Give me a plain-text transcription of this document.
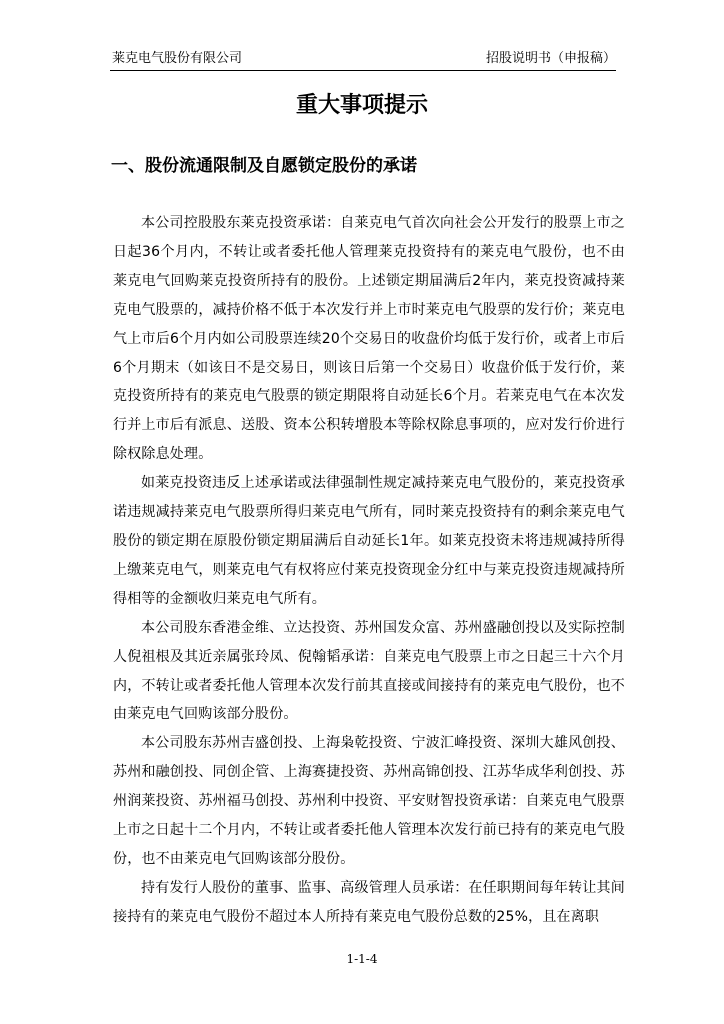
莱克电气股份有限公司	招股说明书（申报稿）
重大事项提示
一、股份流通限制及自愿锁定股份的承诺

本公司控股股东莱克投资承诺：自莱克电气首次向社会公开发行的股票上市之日起36个月内，不转让或者委托他人管理莱克投资持有的莱克电气股份，也不由莱克电气回购莱克投资所持有的股份。上述锁定期届满后2年内，莱克投资减持莱克电气股票的，减持价格不低于本次发行并上市时莱克电气股票的发行价；莱克电气上市后6个月内如公司股票连续20个交易日的收盘价均低于发行价，或者上市后6个月期末（如该日不是交易日，则该日后第一个交易日）收盘价低于发行价，莱克投资所持有的莱克电气股票的锁定期限将自动延长6个月。若莱克电气在本次发行并上市后有派息、送股、资本公积转增股本等除权除息事项的，应对发行价进行除权除息处理。

如莱克投资违反上述承诺或法律强制性规定减持莱克电气股份的，莱克投资承诺违规减持莱克电气股票所得归莱克电气所有，同时莱克投资持有的剩余莱克电气股份的锁定期在原股份锁定期届满后自动延长1年。如莱克投资未将违规减持所得上缴莱克电气，则莱克电气有权将应付莱克投资现金分红中与莱克投资违规减持所得相等的金额收归莱克电气所有。

本公司股东香港金维、立达投资、苏州国发众富、苏州盛融创投以及实际控制人倪祖根及其近亲属张玲凤、倪翰韬承诺：自莱克电气股票上市之日起三十六个月内，不转让或者委托他人管理本次发行前其直接或间接持有的莱克电气股份，也不由莱克电气回购该部分股份。

本公司股东苏州吉盛创投、上海枭乾投资、宁波汇峰投资、深圳大雄风创投、苏州和融创投、同创企管、上海赛捷投资、苏州高锦创投、江苏华成华利创投、苏州润莱投资、苏州福马创投、苏州利中投资、平安财智投资承诺：自莱克电气股票上市之日起十二个月内，不转让或者委托他人管理本次发行前已持有的莱克电气股份，也不由莱克电气回购该部分股份。

持有发行人股份的董事、监事、高级管理人员承诺：在任职期间每年转让其间接持有的莱克电气股份不超过本人所持有莱克电气股份总数的25%，且在离职

1-1-4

● ● ● ●

> **GOAL OF THE EXERCISE**: Say how many lines above contain the string "也不由莱克电气回购该部分股份". Answer with the number only.

> **RESPONSE**: 2